Select from the records below every line that has the word "document" in it.
— START RECORDS SHOWN —
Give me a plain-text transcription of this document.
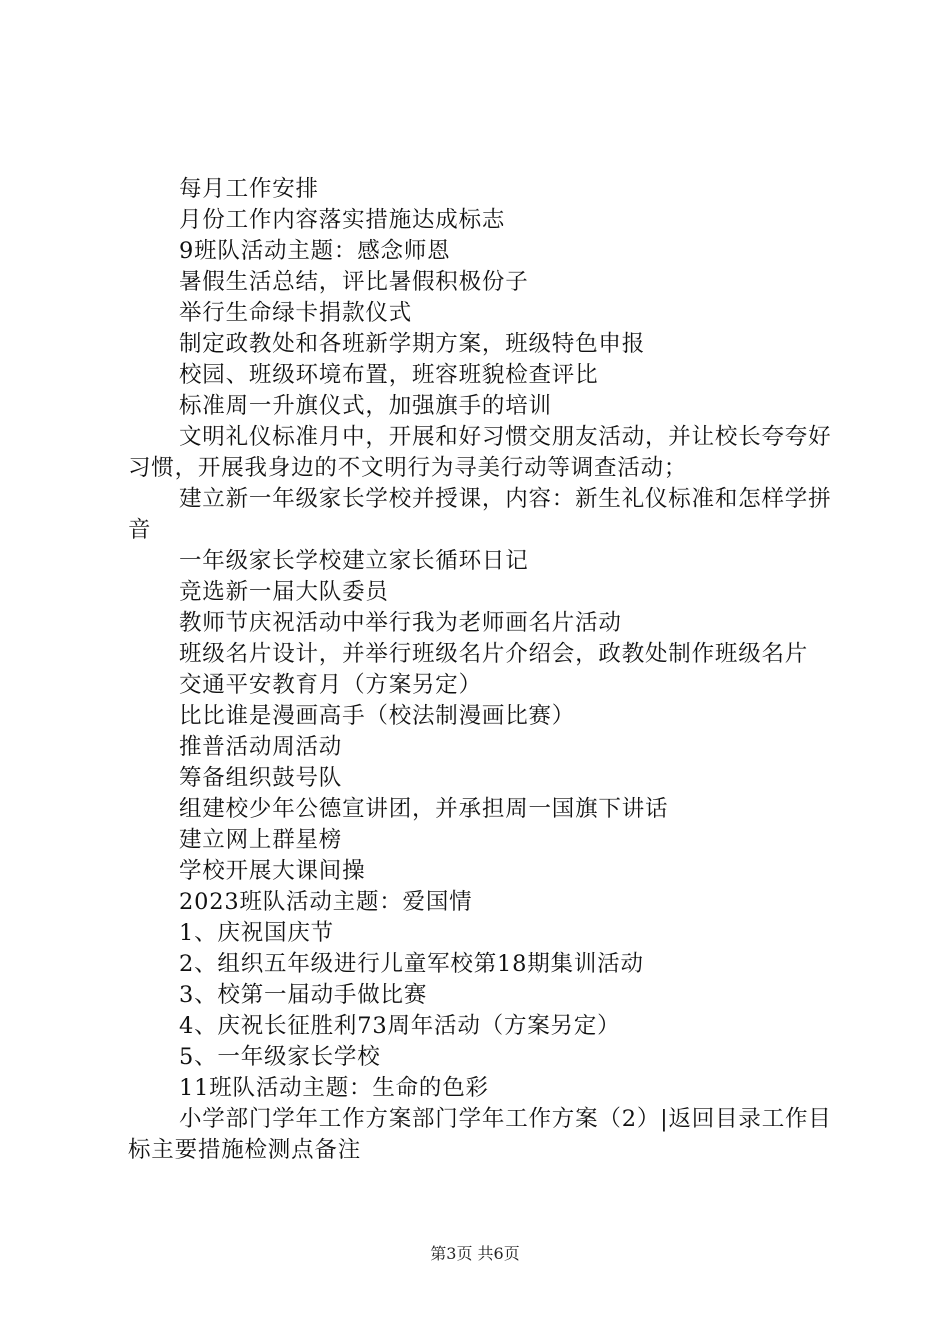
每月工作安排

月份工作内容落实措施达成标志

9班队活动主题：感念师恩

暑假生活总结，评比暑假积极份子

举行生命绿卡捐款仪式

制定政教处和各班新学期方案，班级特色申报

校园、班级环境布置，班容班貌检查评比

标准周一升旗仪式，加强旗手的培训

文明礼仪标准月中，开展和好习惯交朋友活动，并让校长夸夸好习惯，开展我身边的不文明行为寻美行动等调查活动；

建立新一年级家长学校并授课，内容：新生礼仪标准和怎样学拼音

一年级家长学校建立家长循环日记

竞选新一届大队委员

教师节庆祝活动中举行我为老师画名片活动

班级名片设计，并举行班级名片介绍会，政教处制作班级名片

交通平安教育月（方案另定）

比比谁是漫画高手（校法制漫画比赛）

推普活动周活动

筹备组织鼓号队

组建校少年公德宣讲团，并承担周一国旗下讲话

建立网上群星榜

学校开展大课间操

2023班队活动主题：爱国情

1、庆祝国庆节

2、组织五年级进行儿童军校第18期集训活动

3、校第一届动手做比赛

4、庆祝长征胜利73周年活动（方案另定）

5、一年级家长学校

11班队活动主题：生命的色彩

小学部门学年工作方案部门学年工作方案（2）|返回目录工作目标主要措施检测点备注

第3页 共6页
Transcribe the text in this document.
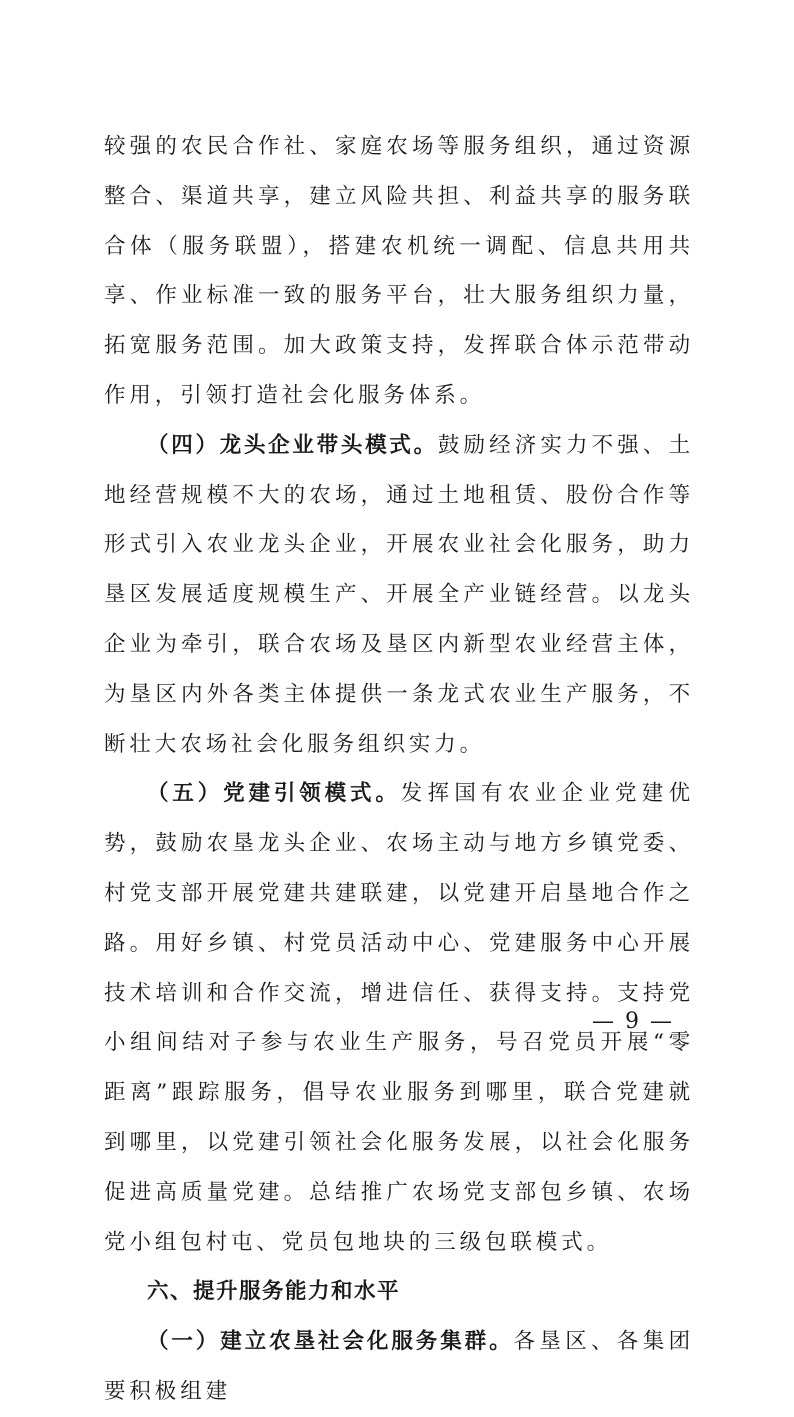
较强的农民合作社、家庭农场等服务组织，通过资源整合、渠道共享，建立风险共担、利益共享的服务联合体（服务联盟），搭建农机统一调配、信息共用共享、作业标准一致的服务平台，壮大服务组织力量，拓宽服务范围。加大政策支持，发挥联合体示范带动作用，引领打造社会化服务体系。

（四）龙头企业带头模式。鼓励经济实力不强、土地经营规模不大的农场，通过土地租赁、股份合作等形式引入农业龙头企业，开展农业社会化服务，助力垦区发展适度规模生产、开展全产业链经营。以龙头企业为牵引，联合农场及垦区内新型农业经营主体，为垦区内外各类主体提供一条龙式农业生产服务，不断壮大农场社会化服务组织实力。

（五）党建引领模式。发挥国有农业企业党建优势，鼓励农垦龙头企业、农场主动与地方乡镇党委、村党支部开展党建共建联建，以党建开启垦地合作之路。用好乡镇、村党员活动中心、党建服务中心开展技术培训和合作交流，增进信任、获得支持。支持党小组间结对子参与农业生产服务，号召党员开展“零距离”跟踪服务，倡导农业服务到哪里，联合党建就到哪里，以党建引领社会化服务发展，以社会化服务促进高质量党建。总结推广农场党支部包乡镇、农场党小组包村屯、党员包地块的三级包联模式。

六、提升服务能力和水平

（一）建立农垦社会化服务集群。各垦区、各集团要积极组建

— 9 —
— END RECORDS SHOWN —
• _THE RESULT_:
Give me a plain-text transcription of this document.
Transcribe the text in this document.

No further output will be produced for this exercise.